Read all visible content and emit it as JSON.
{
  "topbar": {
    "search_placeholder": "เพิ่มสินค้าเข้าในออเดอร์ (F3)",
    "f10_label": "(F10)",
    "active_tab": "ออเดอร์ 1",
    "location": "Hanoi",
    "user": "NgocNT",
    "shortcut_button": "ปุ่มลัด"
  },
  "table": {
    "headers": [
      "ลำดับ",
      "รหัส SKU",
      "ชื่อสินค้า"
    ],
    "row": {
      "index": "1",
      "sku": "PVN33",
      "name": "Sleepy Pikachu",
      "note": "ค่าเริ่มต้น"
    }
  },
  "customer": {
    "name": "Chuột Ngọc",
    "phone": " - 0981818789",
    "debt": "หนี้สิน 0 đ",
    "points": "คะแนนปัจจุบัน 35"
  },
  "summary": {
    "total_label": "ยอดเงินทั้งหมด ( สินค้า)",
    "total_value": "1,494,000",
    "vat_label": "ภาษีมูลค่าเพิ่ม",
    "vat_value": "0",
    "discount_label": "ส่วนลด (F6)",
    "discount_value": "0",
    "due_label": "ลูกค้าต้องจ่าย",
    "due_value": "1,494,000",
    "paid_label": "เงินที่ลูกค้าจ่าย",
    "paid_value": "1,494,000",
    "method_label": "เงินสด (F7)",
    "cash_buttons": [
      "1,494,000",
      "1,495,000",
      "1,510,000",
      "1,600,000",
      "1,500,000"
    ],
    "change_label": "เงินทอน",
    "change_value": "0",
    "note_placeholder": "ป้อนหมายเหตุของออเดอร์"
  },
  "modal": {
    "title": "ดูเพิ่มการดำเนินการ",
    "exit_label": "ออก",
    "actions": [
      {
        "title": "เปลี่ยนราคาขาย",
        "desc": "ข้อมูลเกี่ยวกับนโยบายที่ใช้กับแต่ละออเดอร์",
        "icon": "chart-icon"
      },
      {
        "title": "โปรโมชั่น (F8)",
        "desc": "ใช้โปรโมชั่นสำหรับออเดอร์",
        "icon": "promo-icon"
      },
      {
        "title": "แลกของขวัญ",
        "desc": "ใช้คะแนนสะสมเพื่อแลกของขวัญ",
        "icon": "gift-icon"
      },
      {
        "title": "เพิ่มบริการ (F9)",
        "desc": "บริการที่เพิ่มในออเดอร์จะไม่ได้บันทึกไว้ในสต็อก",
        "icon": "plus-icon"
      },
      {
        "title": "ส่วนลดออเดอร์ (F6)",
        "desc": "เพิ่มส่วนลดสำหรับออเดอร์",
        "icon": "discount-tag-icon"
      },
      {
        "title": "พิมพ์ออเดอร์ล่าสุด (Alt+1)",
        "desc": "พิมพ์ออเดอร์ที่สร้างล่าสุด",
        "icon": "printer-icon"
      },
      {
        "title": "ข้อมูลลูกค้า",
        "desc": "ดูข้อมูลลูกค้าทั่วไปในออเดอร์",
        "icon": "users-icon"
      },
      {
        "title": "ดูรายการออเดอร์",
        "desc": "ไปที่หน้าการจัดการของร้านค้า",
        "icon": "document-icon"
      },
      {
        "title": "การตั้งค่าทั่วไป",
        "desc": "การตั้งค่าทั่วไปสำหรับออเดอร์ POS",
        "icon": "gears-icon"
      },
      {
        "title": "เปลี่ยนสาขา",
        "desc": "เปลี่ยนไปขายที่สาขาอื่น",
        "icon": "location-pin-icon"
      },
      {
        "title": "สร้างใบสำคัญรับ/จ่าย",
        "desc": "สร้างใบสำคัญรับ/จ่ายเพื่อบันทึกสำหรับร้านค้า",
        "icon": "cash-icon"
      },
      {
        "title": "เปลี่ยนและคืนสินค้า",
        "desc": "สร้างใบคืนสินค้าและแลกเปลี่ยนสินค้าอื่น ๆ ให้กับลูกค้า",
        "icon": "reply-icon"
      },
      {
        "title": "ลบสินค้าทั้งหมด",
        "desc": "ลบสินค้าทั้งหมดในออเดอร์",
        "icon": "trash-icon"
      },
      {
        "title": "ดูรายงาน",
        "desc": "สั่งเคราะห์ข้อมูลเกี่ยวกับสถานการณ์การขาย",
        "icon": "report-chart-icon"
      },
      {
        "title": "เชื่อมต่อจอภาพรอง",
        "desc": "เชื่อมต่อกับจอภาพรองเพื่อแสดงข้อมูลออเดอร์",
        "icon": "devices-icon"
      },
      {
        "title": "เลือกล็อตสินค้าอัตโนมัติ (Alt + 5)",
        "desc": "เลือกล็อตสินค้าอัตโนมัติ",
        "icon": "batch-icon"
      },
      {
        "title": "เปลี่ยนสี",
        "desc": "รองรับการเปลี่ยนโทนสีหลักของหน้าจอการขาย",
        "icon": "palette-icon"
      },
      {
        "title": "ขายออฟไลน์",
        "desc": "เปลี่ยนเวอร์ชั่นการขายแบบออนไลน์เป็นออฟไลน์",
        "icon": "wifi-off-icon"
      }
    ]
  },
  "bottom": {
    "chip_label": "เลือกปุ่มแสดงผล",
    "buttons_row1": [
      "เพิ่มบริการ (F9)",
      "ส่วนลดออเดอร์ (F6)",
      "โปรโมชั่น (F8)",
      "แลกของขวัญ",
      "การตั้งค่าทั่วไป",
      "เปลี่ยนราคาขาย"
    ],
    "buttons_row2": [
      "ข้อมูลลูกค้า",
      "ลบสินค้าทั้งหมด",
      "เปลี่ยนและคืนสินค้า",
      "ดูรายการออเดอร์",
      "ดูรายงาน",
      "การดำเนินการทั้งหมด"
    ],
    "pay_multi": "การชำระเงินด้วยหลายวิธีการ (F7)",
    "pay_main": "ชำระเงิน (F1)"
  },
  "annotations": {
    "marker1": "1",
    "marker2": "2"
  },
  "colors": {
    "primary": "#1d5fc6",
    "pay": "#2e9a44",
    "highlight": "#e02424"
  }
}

*WHAT IS REQUIRED*:
Determine how many lines of the listing above hold the word "รายการออเดอร". Report that number without anything else.

*EXERCISE RESPONSE*:
2